Task to complete -
Collect each line holding the string "布骨医疗".

Supplied information -
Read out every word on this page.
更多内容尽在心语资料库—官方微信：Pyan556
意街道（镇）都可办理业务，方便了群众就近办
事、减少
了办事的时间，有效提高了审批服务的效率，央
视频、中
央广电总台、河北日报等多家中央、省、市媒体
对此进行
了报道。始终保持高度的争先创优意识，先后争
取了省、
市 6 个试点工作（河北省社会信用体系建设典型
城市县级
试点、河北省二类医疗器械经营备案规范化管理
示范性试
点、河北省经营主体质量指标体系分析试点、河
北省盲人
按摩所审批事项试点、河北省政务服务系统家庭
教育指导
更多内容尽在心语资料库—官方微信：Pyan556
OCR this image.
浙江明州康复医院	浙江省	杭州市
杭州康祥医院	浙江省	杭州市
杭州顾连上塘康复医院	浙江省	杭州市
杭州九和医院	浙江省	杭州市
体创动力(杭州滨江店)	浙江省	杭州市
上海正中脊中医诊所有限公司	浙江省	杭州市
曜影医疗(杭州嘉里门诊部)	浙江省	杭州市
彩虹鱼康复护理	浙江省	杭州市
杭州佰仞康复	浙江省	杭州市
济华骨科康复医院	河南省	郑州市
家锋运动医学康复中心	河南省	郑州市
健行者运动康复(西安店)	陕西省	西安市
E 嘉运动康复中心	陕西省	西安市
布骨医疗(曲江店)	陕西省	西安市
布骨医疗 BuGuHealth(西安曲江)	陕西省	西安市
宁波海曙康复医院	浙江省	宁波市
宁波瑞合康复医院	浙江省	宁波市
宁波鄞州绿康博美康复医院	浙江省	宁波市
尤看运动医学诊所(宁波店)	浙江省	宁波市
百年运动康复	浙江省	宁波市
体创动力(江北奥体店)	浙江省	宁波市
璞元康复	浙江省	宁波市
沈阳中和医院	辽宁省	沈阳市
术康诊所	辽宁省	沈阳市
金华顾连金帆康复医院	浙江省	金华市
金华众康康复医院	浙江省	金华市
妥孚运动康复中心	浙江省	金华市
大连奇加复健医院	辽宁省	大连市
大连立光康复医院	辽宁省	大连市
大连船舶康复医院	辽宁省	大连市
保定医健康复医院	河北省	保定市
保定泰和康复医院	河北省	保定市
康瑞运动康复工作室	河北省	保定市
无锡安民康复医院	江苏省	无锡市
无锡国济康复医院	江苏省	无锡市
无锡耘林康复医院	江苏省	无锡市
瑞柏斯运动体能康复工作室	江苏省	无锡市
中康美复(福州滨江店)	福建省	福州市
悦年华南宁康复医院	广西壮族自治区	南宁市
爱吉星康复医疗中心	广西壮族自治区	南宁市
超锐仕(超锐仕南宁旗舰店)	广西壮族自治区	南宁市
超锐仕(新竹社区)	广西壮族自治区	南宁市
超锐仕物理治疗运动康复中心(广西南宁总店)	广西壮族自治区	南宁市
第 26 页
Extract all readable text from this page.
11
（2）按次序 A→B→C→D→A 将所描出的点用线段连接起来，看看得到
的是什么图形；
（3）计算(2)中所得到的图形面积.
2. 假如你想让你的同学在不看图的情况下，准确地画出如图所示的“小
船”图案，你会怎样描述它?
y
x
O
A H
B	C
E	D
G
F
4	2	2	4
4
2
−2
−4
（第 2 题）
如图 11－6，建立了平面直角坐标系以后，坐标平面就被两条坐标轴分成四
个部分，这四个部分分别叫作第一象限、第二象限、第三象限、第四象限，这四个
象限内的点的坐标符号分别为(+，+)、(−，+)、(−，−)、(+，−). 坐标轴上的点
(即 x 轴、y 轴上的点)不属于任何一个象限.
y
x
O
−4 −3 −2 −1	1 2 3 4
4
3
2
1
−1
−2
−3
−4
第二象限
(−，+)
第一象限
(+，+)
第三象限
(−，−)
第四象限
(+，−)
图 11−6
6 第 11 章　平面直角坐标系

Answer -
布骨医疗(曲江店)	陕西省	西安市
布骨医疗 BuGuHealth(西安曲江)	陕西省	西安市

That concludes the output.